Provided text -

◆ ◆ ◆

But how does IIS know to pass on the rss file requests? The answer is in the Web application configuration. If you open IIS and display the properties of your Web site, you’ll find a Configuration button on the Home Directory tab, which brings up the Application Configuration dialog. The first tab shows the file mappings for your site, which is where you tell IIS what to do with rss file requests.

Figure 3: Application Extension dialog screen shot.

The easiest way to set up a new extension is to copy the executable path from an existing .NET mapping and create a new mapping with it. For example, you could copy the .NET worker process path from the aspx mapping and paste it into a new mapping for rss files. Figure 3 shows what the rss mapping looks like on my system. Notice that I unchecked "script engine" and "check that file exists," which are checked by default. You don’t need the scripting engine, and as I said before, IIS won’t find a physical file that matches the browser request. The only HTTP verb you need to support for rss requests is "GET."

At this point, all you’ve done is tell IIS that it needs to hand rss file requests off to .NET. You still haven’t told .NET how they should be processed once it receives them. That’s the next step.

To hook your handler up to a file extension through .NET, you add a section to the Web.Config file in the root folder of your Web application. Here’s an example that shows how I associated RssLib with rss file requests:

<?xml version="1.0" encoding="utf-8" ?>
<configuration>
   <appSettings>
      <add key="profileFolder" value="C:RssLibProfile" />
      <add key="cacheTimeout" value="15" />
   </appSettings>
   <system.web>
      <httpHandlers>
         <add verb="*" path="*.rss" type="LEI.RssLib.RssHandler, RssLib" />
      </httpHandlers>
   </system.web>
</configuration>

Figure 4: Sample Web.Config

The salient part of the file at this moment is the httpHandlers section. I’ll talk about the appSettings section later on.

◆ ◆ ◆

(Records of element boundaries)
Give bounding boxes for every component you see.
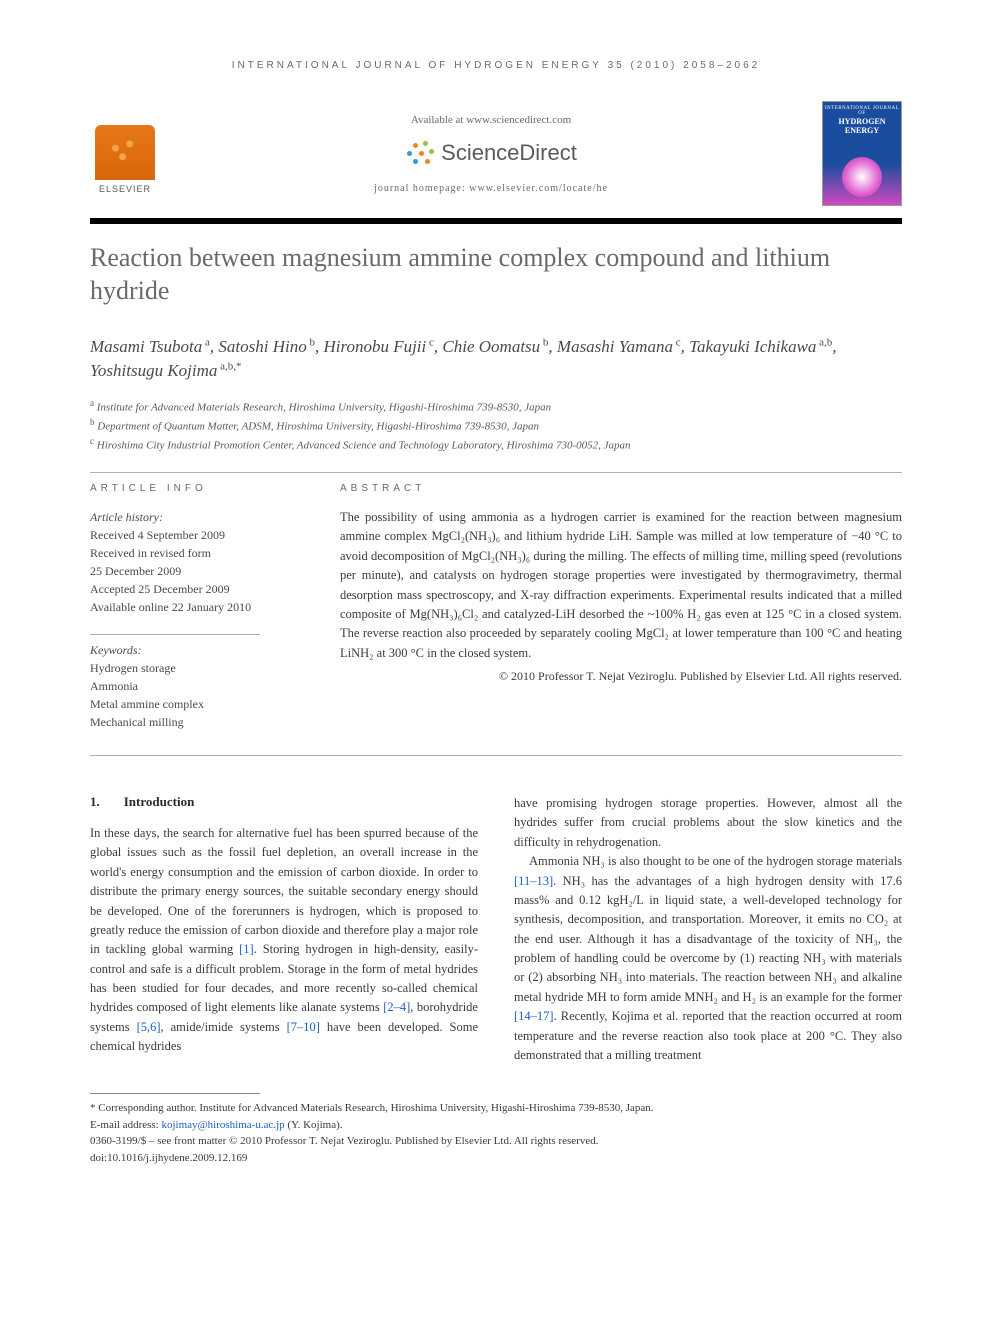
- elsevier-tree-icon: [95, 125, 155, 180]
- section-number: 1.: [90, 794, 100, 810]
- email-line: E-mail address: kojimay@hiroshima-u.ac.j…: [90, 1117, 902, 1134]
- article-info-column: ARTICLE INFO Article history: Received 4…: [90, 483, 300, 749]
- history-line: Received in revised form: [90, 544, 300, 562]
- affiliation-c: c Hiroshima City Industrial Promotion Ce…: [90, 435, 902, 454]
- keywords-rule: [90, 634, 260, 635]
- affiliations: a Institute for Advanced Materials Resea…: [90, 397, 902, 454]
- article-info-label: ARTICLE INFO: [90, 483, 300, 494]
- info-rule-top: [90, 472, 902, 473]
- article-title: Reaction between magnesium ammine comple…: [90, 242, 902, 307]
- body-columns: 1. Introduction In these days, the searc…: [90, 794, 902, 1065]
- issn-line: 0360-3199/$ – see front matter © 2010 Pr…: [90, 1133, 902, 1150]
- abstract-column: ABSTRACT The possibility of using ammoni…: [340, 483, 902, 749]
- intro-para-1-cont: have promising hydrogen storage properti…: [514, 794, 902, 852]
- sciencedirect-logo[interactable]: ScienceDirect: [405, 140, 577, 166]
- masthead-center: Available at www.sciencedirect.com Scien…: [160, 114, 822, 194]
- elsevier-label: ELSEVIER: [99, 184, 151, 194]
- info-rule-bottom: [90, 755, 902, 756]
- info-abstract-row: ARTICLE INFO Article history: Received 4…: [90, 483, 902, 749]
- sciencedirect-dots-icon: [405, 141, 435, 165]
- keywords-heading: Keywords:: [90, 641, 300, 659]
- available-at-line: Available at www.sciencedirect.com: [170, 114, 812, 126]
- keyword: Mechanical milling: [90, 713, 300, 731]
- masthead: ELSEVIER Available at www.sciencedirect.…: [90, 101, 902, 206]
- running-head: INTERNATIONAL JOURNAL OF HYDROGEN ENERGY…: [90, 60, 902, 71]
- keyword: Ammonia: [90, 677, 300, 695]
- footnote-rule: [90, 1093, 260, 1094]
- sciencedirect-text: ScienceDirect: [441, 140, 577, 166]
- intro-para-1: In these days, the search for alternativ…: [90, 824, 478, 1057]
- email-link[interactable]: kojimay@hiroshima-u.ac.jp: [161, 1119, 284, 1131]
- history-line: Accepted 25 December 2009: [90, 580, 300, 598]
- doi-line: doi:10.1016/j.ijhydene.2009.12.169: [90, 1150, 902, 1167]
- affiliation-b: b Department of Quantum Matter, ADSM, Hi…: [90, 416, 902, 435]
- elsevier-logo[interactable]: ELSEVIER: [90, 114, 160, 194]
- keywords-block: Keywords: Hydrogen storage Ammonia Metal…: [90, 641, 300, 731]
- keyword: Hydrogen storage: [90, 659, 300, 677]
- cover-graphic-icon: [842, 157, 882, 197]
- affiliation-a: a Institute for Advanced Materials Resea…: [90, 397, 902, 416]
- abstract-label: ABSTRACT: [340, 483, 902, 494]
- author-list: Masami Tsubota a, Satoshi Hino b, Hirono…: [90, 335, 902, 383]
- corresponding-author-footnote: * Corresponding author. Institute for Ad…: [90, 1100, 902, 1133]
- article-history: Article history: Received 4 September 20…: [90, 508, 300, 616]
- keyword: Metal ammine complex: [90, 695, 300, 713]
- section-title: Introduction: [124, 794, 195, 810]
- history-heading: Article history:: [90, 508, 300, 526]
- journal-cover[interactable]: INTERNATIONAL JOURNAL OF HYDROGEN ENERGY: [822, 101, 902, 206]
- section-1-heading: 1. Introduction: [90, 794, 478, 810]
- history-line: Received 4 September 2009: [90, 526, 300, 544]
- corr-author-line: * Corresponding author. Institute for Ad…: [90, 1100, 902, 1117]
- cover-supertitle: INTERNATIONAL JOURNAL OF: [823, 102, 901, 116]
- body-column-left: 1. Introduction In these days, the searc…: [90, 794, 478, 1065]
- cover-title: HYDROGEN ENERGY: [823, 118, 901, 136]
- title-rule: [90, 218, 902, 224]
- abstract-copyright: © 2010 Professor T. Nejat Veziroglu. Pub…: [340, 669, 902, 684]
- abstract-text: The possibility of using ammonia as a hy…: [340, 508, 902, 663]
- body-column-right: have promising hydrogen storage properti…: [514, 794, 902, 1065]
- history-line: 25 December 2009: [90, 562, 300, 580]
- intro-para-2: Ammonia NH₃ is also thought to be one of…: [514, 852, 902, 1065]
- journal-homepage-line: journal homepage: www.elsevier.com/locat…: [170, 183, 812, 194]
- history-line: Available online 22 January 2010: [90, 598, 300, 616]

◆ ◆ ◆

Given problem 1 - For each statement, answer yes or no based on the text on handling rss file requests, and quote the words from the text that decide it. (a) The "script engine" option is checked by default. (b) The Configuration button is found on the Documents tab. (c) POST is the only HTTP verb needed for rss requests.
Given problem 2 - List every distinct XML element name that appears in the sample Web.Config in the text on handling rss file requests.
Given problem 3 - According to the text on handling rss file requests, where do you add the section that hooks a handler up to a file extension through .NET?
The lines come from a different source than the text.

Task result 1 -
(a) Yes: 'Notice that I unchecked "script engine" and "check that file exists," which are checked by default.'
(b) No: "you’ll find a Configuration button on the Home Directory tab"
(c) No: 'The only HTTP verb you need to support for rss requests is "GET."'

Task result 2 - configuration, appSettings, add, system.web, httpHandlers

Task result 3 - In the Web.Config file in the root folder of your Web application.